> **Rows from a figure dataset**

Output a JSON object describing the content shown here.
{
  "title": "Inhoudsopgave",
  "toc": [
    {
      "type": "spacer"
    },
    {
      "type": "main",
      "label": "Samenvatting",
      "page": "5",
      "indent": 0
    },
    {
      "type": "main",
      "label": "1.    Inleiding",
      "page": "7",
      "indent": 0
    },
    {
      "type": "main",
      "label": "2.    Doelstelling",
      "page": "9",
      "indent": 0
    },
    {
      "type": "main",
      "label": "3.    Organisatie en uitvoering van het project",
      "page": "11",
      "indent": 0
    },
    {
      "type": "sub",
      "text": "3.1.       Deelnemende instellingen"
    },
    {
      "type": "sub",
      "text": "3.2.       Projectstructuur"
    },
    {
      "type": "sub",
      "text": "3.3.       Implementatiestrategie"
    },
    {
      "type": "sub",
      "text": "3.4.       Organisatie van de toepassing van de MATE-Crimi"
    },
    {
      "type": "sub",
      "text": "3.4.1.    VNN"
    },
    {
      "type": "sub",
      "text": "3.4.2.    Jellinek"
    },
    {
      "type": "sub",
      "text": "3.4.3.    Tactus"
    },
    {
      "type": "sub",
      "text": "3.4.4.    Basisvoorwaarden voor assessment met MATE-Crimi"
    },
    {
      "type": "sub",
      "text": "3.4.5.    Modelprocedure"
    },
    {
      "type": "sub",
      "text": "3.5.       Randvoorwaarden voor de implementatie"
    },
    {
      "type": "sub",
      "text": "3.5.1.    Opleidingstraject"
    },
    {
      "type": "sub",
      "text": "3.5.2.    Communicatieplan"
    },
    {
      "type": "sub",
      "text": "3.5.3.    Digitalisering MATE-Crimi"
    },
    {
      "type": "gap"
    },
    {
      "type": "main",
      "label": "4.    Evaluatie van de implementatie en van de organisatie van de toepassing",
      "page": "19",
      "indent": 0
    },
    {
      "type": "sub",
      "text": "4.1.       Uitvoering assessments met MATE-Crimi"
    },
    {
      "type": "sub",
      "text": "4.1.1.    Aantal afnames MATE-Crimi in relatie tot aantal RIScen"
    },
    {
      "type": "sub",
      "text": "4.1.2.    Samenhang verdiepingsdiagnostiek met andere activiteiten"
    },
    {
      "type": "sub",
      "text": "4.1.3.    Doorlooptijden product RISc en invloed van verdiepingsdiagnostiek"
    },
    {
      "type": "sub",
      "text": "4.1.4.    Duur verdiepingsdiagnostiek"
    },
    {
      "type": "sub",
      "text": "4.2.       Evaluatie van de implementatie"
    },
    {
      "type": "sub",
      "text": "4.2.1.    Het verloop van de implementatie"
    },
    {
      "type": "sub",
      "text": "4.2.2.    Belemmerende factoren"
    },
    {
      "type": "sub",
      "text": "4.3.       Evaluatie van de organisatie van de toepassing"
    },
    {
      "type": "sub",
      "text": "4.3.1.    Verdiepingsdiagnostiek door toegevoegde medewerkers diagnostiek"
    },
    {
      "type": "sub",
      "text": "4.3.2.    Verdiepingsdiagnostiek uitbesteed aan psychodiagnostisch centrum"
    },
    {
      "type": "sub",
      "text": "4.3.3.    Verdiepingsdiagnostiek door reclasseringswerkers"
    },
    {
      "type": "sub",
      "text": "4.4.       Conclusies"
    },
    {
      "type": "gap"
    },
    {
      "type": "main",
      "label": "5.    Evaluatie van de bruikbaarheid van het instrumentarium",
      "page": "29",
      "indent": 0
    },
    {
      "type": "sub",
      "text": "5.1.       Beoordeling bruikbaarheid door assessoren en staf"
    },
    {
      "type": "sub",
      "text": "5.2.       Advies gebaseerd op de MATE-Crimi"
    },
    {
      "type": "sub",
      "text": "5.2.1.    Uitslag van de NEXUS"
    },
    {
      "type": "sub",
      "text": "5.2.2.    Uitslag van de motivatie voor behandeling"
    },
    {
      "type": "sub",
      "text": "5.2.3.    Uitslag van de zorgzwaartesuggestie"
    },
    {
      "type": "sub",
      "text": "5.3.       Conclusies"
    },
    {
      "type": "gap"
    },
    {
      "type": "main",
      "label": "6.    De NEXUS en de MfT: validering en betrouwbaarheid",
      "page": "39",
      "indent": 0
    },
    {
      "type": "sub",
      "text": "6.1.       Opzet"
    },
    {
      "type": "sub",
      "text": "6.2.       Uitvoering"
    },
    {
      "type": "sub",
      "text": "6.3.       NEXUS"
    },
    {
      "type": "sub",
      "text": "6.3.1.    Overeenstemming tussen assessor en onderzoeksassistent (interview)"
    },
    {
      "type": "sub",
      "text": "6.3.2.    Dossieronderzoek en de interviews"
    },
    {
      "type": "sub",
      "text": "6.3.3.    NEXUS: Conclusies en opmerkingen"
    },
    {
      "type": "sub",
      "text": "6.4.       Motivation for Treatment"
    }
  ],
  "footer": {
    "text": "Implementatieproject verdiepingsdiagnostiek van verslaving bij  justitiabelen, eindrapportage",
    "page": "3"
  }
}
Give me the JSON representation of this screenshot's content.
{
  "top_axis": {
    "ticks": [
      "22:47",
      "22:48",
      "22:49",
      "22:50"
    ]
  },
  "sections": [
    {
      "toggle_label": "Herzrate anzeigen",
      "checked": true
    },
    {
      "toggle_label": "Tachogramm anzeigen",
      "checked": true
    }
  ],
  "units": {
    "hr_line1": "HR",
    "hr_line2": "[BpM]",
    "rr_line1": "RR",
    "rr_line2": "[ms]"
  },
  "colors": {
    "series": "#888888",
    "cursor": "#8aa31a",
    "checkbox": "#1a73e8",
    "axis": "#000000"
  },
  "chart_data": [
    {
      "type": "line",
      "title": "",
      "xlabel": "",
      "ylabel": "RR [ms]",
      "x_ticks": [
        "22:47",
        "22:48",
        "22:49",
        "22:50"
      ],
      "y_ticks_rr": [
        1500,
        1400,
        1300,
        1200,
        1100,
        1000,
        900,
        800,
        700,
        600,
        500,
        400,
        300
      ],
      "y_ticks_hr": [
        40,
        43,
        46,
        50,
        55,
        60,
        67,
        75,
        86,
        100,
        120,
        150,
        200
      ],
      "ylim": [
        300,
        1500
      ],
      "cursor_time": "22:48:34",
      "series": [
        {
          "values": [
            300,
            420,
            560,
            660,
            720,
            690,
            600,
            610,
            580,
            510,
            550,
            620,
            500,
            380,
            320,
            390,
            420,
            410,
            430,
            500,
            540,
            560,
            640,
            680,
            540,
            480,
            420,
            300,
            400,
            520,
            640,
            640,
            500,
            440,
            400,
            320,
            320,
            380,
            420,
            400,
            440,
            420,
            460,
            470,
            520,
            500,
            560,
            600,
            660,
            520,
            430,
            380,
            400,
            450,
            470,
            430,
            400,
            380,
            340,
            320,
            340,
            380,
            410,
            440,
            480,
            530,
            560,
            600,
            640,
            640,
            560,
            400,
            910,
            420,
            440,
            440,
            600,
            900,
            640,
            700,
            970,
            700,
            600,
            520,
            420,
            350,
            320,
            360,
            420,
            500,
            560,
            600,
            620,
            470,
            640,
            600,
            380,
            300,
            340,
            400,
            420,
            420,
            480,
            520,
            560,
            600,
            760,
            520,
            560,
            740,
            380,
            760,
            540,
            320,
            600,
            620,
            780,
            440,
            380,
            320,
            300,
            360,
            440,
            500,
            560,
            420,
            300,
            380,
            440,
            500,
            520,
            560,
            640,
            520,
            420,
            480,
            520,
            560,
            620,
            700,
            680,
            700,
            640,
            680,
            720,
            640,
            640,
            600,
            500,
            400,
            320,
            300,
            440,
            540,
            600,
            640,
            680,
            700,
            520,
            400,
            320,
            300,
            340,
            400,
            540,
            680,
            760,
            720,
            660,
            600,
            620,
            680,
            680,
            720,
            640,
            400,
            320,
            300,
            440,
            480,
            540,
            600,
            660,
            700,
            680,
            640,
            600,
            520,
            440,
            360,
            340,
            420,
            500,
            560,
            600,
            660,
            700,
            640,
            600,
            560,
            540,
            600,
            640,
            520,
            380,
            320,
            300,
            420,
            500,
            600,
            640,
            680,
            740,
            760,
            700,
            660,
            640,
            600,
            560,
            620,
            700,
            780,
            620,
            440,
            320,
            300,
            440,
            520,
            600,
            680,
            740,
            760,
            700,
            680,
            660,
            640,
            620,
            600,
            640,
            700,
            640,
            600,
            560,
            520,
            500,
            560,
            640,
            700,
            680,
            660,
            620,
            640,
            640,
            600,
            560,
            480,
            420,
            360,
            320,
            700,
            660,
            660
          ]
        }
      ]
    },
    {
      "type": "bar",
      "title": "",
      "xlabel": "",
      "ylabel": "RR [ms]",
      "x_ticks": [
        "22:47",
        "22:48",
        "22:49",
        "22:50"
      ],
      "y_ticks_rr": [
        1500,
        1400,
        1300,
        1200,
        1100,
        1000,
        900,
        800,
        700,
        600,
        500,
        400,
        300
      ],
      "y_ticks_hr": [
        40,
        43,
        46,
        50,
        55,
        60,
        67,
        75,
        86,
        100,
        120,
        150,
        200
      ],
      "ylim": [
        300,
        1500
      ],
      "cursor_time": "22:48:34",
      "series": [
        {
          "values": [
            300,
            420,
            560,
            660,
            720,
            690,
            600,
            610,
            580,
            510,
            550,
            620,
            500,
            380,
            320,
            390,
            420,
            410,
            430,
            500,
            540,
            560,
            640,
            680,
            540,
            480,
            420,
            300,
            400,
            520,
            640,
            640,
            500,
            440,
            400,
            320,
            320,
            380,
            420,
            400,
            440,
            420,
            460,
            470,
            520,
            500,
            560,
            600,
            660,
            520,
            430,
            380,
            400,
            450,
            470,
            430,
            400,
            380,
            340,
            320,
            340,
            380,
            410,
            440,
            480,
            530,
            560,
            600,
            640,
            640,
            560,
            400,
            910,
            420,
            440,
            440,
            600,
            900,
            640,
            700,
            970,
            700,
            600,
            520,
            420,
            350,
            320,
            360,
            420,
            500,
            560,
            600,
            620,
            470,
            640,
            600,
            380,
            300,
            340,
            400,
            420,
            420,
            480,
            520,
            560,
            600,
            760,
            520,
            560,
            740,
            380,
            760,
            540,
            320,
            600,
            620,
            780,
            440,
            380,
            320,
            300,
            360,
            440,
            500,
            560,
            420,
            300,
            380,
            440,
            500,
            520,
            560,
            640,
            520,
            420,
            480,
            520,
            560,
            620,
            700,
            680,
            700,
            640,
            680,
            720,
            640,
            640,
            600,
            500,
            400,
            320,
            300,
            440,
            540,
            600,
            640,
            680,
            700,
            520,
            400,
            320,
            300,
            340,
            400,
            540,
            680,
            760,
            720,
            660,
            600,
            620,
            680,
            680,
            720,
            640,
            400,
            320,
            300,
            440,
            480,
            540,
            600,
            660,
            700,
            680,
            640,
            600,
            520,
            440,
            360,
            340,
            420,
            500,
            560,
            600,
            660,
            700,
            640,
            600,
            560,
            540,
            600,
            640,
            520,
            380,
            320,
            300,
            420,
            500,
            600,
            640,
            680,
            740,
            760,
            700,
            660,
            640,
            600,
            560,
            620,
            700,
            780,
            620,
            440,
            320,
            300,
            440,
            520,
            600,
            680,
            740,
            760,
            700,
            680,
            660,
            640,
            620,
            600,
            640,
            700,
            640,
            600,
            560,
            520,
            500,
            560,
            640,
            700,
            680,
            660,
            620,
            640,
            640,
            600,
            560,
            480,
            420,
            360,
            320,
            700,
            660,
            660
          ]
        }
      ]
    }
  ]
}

> **What the task requires**
From the data above, copy each line that has the string "voor".

> **Complete response**
      "text": "3.4.4.    Basisvoorwaarden voor assessment met MATE-Crimi"
      "text": "3.5.       Randvoorwaarden voor de implementatie"
      "text": "5.2.2.    Uitslag van de motivatie voor behandeling"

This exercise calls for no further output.